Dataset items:
— start —

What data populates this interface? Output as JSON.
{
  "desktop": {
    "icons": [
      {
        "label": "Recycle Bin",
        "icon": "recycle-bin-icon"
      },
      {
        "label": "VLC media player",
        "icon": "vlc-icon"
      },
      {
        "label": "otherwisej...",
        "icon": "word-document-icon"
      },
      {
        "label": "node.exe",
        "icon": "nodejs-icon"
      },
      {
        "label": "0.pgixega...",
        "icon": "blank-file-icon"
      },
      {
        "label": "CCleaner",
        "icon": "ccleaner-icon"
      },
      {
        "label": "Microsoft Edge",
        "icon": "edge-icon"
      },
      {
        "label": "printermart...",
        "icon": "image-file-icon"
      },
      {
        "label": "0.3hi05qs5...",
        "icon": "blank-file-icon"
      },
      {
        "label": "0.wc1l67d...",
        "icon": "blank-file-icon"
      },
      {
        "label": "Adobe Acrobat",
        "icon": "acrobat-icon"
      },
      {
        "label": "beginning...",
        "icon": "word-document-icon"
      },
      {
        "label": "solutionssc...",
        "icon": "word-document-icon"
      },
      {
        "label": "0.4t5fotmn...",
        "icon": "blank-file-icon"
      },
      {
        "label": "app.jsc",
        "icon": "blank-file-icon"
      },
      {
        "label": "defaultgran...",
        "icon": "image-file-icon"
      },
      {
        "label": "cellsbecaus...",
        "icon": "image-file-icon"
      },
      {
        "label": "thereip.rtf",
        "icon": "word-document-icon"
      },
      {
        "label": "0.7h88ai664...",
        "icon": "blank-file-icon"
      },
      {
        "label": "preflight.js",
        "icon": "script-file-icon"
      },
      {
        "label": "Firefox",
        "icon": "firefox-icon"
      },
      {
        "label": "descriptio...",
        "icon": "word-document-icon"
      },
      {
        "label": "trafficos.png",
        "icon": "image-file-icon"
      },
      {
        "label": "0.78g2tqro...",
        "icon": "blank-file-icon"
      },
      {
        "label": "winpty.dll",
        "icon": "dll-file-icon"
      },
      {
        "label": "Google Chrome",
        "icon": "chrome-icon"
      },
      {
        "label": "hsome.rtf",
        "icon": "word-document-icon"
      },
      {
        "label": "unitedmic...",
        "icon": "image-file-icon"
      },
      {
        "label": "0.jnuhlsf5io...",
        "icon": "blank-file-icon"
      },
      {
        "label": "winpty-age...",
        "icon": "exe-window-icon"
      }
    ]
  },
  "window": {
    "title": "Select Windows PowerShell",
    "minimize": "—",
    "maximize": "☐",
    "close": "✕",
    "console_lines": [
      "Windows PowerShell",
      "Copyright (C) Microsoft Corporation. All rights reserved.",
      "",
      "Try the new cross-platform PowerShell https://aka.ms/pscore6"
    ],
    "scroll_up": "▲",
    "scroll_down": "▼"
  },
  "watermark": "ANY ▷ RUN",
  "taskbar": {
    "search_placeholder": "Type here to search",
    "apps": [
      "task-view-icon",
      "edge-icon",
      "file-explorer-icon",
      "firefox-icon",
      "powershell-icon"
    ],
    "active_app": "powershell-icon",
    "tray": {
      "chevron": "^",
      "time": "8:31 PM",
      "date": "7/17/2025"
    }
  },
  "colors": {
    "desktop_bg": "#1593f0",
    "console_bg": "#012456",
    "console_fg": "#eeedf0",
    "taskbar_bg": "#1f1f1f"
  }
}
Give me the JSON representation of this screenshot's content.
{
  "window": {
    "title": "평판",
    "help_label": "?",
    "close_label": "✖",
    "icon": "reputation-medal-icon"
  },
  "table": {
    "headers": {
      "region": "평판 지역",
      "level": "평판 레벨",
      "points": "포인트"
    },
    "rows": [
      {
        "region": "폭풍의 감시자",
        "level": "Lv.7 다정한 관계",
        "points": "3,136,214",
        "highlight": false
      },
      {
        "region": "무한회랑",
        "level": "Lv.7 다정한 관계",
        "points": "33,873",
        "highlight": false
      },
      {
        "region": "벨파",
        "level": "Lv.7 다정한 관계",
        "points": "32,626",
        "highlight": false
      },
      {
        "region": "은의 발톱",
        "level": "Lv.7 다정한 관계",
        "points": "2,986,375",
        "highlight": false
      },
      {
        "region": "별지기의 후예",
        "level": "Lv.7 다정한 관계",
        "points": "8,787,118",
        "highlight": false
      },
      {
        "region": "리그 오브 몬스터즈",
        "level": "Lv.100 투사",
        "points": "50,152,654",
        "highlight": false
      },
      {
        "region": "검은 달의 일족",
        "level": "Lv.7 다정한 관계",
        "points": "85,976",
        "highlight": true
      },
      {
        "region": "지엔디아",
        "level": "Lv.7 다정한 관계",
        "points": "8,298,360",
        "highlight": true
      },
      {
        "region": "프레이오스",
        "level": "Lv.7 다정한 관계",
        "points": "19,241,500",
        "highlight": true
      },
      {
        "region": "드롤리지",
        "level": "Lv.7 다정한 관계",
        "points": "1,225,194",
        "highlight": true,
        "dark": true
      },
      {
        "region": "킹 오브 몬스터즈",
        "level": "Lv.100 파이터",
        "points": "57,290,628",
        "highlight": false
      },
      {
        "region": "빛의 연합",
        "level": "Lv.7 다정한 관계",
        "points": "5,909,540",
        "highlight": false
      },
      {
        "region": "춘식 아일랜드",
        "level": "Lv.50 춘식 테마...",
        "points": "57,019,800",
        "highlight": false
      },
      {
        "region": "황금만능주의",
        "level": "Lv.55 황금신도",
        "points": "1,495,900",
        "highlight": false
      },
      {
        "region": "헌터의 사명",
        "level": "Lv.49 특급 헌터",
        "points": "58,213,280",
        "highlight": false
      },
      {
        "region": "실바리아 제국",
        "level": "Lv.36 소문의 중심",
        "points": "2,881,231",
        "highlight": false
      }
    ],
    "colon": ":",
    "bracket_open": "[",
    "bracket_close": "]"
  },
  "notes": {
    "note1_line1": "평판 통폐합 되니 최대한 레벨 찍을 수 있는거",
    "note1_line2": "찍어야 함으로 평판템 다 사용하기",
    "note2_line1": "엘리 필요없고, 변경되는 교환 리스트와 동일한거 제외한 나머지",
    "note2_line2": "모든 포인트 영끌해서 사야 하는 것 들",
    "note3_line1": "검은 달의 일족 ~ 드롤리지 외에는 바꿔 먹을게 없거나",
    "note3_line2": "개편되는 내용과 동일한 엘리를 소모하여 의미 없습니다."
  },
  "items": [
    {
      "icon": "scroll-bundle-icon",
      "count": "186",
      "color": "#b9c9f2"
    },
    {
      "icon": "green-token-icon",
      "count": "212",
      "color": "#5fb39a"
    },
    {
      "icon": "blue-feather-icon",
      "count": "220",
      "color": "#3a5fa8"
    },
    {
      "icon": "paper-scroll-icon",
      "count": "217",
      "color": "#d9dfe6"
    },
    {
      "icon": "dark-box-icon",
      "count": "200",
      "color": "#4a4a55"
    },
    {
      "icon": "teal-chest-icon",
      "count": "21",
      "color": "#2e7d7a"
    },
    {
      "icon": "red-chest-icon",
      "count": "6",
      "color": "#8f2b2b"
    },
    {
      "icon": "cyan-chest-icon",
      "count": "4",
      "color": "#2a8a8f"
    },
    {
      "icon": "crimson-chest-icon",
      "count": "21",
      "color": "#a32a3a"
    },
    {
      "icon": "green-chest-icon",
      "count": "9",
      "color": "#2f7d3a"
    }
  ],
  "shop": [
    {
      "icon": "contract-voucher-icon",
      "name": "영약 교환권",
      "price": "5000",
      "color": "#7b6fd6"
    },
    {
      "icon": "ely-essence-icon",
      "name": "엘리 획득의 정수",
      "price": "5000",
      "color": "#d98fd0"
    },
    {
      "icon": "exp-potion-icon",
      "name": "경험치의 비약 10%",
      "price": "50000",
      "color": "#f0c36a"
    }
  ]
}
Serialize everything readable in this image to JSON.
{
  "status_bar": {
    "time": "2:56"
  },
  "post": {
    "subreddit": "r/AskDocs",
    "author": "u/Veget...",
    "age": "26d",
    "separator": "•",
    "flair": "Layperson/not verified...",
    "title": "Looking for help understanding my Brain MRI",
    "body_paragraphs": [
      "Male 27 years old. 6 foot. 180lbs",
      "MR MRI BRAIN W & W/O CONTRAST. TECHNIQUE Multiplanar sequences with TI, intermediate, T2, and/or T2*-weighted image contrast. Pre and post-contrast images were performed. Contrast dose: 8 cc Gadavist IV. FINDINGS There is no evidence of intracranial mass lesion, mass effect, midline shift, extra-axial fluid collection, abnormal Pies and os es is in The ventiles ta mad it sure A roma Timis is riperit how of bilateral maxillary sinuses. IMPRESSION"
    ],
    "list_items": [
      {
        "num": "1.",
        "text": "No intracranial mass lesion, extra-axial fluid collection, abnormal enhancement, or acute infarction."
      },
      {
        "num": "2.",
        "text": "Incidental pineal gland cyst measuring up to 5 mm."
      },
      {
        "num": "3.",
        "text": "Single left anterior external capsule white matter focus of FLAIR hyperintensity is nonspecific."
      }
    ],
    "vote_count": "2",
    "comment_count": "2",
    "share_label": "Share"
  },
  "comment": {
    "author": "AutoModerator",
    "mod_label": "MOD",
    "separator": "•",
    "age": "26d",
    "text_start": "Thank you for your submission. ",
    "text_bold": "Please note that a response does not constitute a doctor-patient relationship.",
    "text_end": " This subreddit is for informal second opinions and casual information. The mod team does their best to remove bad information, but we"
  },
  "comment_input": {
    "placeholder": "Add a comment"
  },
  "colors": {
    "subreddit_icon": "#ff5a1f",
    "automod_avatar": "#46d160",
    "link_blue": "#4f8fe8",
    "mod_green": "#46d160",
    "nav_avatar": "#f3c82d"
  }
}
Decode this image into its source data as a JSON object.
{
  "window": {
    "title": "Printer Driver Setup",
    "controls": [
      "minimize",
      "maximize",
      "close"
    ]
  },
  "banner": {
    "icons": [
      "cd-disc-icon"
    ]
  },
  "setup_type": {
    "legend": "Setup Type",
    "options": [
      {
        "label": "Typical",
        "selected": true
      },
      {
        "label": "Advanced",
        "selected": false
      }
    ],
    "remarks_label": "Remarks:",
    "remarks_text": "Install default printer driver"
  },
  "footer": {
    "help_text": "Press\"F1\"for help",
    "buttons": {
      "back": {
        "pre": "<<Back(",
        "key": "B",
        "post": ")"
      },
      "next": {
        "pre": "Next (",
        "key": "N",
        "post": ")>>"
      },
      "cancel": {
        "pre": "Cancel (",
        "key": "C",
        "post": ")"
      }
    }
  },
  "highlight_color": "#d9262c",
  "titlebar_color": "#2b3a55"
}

— end —

**Exercise directions**
Copy each line that contains the word "extra".

**Answer below**
      "MR MRI BRAIN W & W/O CONTRAST. TECHNIQUE Multiplanar sequences with TI, intermediate, T2, and/or T2*-weighted image contrast. Pre and post-contrast images were performed. Contrast dose: 8 cc Gadavist IV. FINDINGS There is no evidence of intracranial mass lesion, mass effect, midline shift, extra-axial fluid collection, abnormal Pies and os es is in The ventiles ta mad it sure A roma Timis is riperit how of bilateral maxillary sinuses. IMPRESSION"
        "text": "No intracranial mass lesion, extra-axial fluid collection, abnormal enhancement, or acute infarction."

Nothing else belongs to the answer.